= Records provided =
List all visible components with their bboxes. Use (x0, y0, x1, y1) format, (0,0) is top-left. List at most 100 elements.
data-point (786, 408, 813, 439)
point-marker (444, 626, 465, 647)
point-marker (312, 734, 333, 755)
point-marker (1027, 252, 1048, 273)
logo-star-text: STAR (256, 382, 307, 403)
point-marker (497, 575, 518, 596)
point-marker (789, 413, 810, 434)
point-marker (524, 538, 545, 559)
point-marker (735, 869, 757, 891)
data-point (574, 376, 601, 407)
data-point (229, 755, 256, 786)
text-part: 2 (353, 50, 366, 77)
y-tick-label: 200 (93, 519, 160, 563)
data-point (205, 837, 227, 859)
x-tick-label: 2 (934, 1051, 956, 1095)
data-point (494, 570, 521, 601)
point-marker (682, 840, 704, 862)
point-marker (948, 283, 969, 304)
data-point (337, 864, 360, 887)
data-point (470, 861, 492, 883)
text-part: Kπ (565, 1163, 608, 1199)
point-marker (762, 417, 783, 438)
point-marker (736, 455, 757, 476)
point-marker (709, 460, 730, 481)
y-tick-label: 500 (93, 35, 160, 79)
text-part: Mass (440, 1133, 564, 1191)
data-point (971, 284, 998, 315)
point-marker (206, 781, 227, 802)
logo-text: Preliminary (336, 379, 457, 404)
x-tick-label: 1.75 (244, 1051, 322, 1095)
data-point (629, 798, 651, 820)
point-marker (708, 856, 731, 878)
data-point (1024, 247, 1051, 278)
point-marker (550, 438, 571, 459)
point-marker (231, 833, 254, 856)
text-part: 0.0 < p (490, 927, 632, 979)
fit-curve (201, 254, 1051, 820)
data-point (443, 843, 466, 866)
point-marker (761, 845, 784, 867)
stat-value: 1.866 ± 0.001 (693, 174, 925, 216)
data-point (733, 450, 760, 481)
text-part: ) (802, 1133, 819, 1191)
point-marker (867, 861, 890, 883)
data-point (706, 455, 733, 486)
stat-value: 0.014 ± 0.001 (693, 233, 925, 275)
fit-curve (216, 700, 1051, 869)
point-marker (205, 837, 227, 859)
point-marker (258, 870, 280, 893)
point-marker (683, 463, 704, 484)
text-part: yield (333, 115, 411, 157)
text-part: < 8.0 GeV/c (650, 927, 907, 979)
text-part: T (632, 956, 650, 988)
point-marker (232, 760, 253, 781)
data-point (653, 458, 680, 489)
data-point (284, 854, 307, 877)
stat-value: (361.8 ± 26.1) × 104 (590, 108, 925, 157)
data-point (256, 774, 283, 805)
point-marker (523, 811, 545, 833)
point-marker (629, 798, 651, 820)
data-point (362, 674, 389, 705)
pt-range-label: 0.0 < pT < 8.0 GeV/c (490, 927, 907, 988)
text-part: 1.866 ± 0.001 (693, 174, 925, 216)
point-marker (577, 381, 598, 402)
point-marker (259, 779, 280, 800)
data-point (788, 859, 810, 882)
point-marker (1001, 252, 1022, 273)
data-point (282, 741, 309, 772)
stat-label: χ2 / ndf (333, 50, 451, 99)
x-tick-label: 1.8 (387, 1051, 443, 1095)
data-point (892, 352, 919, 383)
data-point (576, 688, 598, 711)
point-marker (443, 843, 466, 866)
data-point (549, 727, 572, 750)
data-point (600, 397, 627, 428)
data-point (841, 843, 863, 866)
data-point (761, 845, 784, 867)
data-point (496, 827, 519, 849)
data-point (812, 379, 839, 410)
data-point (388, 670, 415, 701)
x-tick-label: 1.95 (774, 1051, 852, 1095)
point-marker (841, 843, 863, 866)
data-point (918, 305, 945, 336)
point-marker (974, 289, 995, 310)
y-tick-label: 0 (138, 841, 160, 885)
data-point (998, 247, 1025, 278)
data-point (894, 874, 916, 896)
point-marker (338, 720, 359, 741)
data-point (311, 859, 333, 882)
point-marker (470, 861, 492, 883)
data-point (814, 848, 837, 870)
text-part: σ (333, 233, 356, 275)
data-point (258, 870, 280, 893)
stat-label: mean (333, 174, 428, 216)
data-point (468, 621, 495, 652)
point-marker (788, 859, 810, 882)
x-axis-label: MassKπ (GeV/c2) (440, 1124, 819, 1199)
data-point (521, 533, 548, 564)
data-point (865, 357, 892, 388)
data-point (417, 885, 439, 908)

= Short task =
Turn everything above, from the first line down through the line containing "pt-range-label: 0.0 <", into a numbered list that includes both of those lines and skips any blank lines.

= Full output =
1. List all visible components with their bboxes. Use (x0, y0, x1, y1) format, (0,0) is top-left. List at most 100 elements.
2. data-point (786, 408, 813, 439)
3. point-marker (444, 626, 465, 647)
4. point-marker (312, 734, 333, 755)
5. point-marker (1027, 252, 1048, 273)
6. logo-star-text: STAR (256, 382, 307, 403)
7. point-marker (497, 575, 518, 596)
8. point-marker (789, 413, 810, 434)
9. point-marker (524, 538, 545, 559)
10. point-marker (735, 869, 757, 891)
11. data-point (574, 376, 601, 407)
12. data-point (229, 755, 256, 786)
13. text-part: 2 (353, 50, 366, 77)
14. y-tick-label: 200 (93, 519, 160, 563)
15. data-point (205, 837, 227, 859)
16. x-tick-label: 2 (934, 1051, 956, 1095)
17. data-point (494, 570, 521, 601)
18. point-marker (682, 840, 704, 862)
19. point-marker (948, 283, 969, 304)
20. data-point (337, 864, 360, 887)
21. data-point (470, 861, 492, 883)
22. text-part: Kπ (565, 1163, 608, 1199)
23. point-marker (762, 417, 783, 438)
24. point-marker (736, 455, 757, 476)
25. point-marker (709, 460, 730, 481)
26. y-tick-label: 500 (93, 35, 160, 79)
27. text-part: Mass (440, 1133, 564, 1191)
28. data-point (971, 284, 998, 315)
29. point-marker (206, 781, 227, 802)
30. logo-text: Preliminary (336, 379, 457, 404)
31. x-tick-label: 1.75 (244, 1051, 322, 1095)
32. data-point (629, 798, 651, 820)
33. point-marker (708, 856, 731, 878)
34. data-point (1024, 247, 1051, 278)
35. point-marker (550, 438, 571, 459)
36. point-marker (231, 833, 254, 856)
37. text-part: 0.0 < p (490, 927, 632, 979)
38. fit-curve (201, 254, 1051, 820)
39. data-point (443, 843, 466, 866)
40. point-marker (761, 845, 784, 867)
41. stat-value: 1.866 ± 0.001 (693, 174, 925, 216)
42. data-point (733, 450, 760, 481)
43. text-part: ) (802, 1133, 819, 1191)
44. point-marker (867, 861, 890, 883)
45. data-point (706, 455, 733, 486)
46. stat-value: 0.014 ± 0.001 (693, 233, 925, 275)
47. fit-curve (216, 700, 1051, 869)
48. point-marker (205, 837, 227, 859)
49. point-marker (258, 870, 280, 893)
50. point-marker (683, 463, 704, 484)
51. text-part: yield (333, 115, 411, 157)
52. text-part: < 8.0 GeV/c (650, 927, 907, 979)
53. text-part: T (632, 956, 650, 988)
54. point-marker (232, 760, 253, 781)
55. data-point (653, 458, 680, 489)
56. data-point (284, 854, 307, 877)
57. stat-value: (361.8 ± 26.1) × 104 (590, 108, 925, 157)
58. data-point (256, 774, 283, 805)
59. point-marker (523, 811, 545, 833)
60. point-marker (629, 798, 651, 820)
61. data-point (362, 674, 389, 705)
62. pt-range-label: 0.0 < pT < 8.0 GeV/c (490, 927, 907, 988)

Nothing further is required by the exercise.